# Source data
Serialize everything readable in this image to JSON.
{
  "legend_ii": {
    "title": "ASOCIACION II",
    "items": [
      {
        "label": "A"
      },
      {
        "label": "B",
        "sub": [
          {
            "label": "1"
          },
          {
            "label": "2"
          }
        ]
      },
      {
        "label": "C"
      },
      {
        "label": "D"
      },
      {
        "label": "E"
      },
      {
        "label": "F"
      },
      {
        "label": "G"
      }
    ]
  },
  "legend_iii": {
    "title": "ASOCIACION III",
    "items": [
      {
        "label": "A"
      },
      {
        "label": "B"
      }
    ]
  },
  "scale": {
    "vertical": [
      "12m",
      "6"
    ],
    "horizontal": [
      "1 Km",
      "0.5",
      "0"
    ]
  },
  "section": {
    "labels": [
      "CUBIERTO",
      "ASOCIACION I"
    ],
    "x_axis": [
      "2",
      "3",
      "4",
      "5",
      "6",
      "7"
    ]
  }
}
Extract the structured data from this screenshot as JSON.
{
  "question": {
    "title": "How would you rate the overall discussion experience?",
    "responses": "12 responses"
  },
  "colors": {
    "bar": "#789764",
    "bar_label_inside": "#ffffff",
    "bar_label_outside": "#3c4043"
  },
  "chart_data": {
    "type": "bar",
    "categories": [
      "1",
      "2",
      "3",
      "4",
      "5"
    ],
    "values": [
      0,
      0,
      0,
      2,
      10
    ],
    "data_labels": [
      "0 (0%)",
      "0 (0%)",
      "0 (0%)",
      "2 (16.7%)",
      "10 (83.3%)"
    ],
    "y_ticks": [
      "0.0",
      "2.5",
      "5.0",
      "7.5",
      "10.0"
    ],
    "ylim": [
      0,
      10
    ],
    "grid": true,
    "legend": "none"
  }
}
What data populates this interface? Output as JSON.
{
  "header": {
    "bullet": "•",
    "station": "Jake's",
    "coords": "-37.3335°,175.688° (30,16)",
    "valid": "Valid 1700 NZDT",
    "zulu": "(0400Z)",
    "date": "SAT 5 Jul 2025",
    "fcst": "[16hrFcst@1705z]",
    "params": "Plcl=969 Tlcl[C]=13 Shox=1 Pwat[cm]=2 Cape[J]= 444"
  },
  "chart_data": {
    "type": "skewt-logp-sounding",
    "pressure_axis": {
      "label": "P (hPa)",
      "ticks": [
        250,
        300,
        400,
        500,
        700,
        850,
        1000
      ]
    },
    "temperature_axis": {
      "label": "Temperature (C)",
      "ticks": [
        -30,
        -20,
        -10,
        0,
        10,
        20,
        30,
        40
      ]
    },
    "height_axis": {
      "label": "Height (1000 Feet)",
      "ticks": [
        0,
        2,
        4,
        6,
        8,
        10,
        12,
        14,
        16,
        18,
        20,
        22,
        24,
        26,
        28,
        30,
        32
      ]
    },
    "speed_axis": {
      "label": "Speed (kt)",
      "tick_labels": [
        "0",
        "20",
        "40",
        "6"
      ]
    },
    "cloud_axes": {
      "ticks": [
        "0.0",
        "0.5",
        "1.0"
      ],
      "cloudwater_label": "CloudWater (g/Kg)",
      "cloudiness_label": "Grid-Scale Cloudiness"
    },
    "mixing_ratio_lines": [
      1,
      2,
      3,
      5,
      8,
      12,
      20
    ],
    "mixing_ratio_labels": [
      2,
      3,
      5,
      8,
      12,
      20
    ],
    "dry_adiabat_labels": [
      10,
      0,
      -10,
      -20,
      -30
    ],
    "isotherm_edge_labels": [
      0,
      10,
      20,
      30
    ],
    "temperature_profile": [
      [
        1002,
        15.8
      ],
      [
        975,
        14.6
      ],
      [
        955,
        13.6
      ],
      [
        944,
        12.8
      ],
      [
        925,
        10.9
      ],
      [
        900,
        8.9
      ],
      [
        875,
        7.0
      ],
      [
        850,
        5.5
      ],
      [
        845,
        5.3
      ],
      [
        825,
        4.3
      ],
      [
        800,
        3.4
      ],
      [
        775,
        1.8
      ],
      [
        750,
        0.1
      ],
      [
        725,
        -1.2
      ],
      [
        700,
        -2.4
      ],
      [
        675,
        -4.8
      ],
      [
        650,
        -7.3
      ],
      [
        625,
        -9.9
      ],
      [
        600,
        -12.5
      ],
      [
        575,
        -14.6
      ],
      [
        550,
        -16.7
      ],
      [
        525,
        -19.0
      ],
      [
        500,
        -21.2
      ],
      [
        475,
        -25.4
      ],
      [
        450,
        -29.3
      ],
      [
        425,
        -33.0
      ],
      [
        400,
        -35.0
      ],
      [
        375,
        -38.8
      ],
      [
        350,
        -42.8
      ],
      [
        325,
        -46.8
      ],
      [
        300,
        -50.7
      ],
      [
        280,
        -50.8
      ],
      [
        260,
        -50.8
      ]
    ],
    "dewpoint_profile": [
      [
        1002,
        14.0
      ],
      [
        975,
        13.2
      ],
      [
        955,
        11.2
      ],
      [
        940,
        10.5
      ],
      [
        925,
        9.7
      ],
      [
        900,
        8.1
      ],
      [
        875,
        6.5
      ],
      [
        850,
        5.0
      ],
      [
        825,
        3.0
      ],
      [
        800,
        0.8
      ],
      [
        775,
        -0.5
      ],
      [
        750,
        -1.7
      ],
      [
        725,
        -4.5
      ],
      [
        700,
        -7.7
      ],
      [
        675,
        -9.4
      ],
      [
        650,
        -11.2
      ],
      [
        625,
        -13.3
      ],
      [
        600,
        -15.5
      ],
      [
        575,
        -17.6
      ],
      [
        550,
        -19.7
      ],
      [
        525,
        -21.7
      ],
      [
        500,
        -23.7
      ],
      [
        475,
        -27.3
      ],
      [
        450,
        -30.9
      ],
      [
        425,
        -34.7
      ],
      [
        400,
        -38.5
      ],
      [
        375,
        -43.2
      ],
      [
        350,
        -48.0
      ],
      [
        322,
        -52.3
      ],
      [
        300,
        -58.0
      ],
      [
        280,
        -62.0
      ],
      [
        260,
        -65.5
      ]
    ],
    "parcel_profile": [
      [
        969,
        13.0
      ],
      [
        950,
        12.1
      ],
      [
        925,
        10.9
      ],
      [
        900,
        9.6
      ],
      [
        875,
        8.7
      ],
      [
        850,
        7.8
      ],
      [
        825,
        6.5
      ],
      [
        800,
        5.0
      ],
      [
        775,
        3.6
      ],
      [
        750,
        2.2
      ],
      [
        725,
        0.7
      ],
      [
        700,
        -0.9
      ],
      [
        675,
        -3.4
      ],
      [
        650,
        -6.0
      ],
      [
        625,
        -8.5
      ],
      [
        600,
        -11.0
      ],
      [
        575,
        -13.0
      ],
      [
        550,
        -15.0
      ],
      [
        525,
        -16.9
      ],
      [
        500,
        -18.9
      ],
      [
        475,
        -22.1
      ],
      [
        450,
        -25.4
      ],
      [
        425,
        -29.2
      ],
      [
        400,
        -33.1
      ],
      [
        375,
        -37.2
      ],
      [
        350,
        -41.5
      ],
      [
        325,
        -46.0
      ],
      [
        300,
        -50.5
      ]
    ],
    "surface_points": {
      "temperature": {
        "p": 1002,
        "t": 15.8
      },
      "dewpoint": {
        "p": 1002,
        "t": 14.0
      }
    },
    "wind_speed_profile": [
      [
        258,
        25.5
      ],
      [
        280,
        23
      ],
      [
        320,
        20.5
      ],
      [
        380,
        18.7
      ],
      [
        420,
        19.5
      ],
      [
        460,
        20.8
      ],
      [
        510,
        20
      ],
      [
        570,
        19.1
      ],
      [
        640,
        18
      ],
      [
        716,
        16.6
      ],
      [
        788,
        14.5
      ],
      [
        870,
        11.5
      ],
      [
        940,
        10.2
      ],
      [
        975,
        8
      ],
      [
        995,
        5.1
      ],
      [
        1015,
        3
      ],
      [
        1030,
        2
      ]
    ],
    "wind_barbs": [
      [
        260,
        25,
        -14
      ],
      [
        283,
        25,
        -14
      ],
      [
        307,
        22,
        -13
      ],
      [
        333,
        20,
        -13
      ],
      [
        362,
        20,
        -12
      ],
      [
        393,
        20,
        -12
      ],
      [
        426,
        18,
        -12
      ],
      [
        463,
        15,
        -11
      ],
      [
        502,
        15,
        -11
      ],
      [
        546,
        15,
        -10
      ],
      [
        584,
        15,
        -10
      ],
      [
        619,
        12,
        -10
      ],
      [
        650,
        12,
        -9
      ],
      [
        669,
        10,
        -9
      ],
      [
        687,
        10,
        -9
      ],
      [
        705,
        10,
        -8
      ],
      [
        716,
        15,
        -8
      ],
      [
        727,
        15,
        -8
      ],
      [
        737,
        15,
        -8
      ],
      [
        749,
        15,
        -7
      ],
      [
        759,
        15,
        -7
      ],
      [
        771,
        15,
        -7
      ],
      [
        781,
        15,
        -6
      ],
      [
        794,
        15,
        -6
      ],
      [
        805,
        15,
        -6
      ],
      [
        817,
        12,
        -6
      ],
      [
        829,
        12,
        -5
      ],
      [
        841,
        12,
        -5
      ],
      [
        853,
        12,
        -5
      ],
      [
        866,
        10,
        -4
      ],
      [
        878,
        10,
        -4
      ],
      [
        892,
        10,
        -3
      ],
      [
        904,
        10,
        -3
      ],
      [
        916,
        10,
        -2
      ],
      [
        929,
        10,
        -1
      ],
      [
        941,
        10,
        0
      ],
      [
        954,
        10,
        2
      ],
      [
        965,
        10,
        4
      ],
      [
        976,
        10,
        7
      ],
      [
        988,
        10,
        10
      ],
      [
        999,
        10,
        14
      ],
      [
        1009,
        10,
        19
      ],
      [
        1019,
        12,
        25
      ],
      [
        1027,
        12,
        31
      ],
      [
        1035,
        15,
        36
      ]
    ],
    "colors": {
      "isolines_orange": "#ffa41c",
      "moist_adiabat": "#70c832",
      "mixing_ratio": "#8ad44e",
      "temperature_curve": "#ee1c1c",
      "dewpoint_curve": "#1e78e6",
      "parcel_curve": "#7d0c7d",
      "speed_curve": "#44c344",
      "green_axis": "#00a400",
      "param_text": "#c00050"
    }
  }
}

# Requirements
The lines to collect are those holding the string "title"; copy them all.

# Correct result
    "title": "ASOCIACION II",
    "title": "ASOCIACION III",
    "title": "How would you rate the overall discussion experience?",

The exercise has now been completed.